Stored data:
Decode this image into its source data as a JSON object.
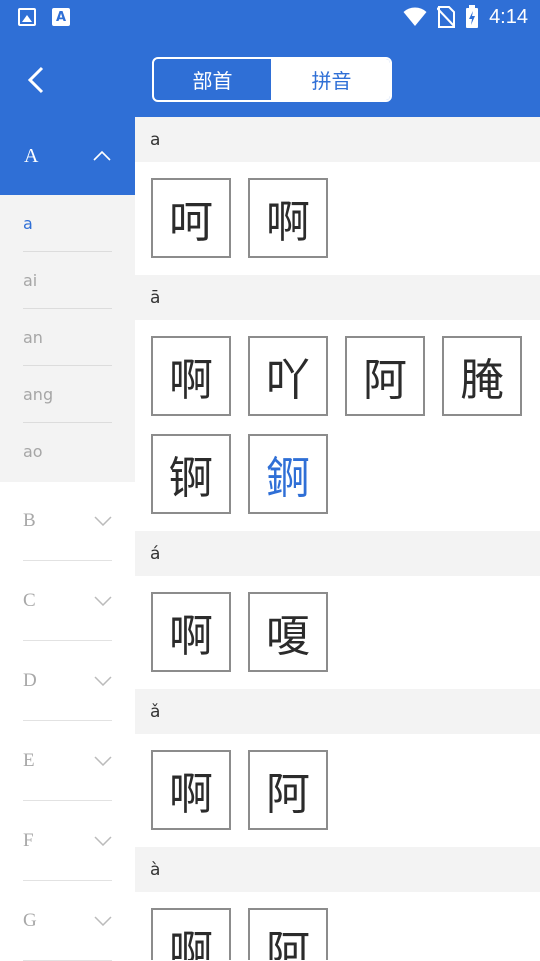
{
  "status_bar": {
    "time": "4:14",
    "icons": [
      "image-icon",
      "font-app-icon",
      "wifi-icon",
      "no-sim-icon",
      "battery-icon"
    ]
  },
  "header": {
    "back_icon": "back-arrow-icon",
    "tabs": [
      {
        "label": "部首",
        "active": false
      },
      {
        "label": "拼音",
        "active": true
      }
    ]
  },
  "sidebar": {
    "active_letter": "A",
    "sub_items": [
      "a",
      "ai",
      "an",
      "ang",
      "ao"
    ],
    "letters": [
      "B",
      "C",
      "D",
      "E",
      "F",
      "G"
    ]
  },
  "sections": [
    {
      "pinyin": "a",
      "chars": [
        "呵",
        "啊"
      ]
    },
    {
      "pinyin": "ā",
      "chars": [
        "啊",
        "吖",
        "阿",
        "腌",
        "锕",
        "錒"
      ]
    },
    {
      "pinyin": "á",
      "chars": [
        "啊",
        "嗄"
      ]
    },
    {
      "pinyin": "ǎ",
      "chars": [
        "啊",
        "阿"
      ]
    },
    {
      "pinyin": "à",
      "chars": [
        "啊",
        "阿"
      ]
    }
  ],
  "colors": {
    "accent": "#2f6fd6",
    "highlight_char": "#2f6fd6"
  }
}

● **Exercise objective**
Give only the number of lines in the material above that hold the word "pinyin".

● **Result below**
5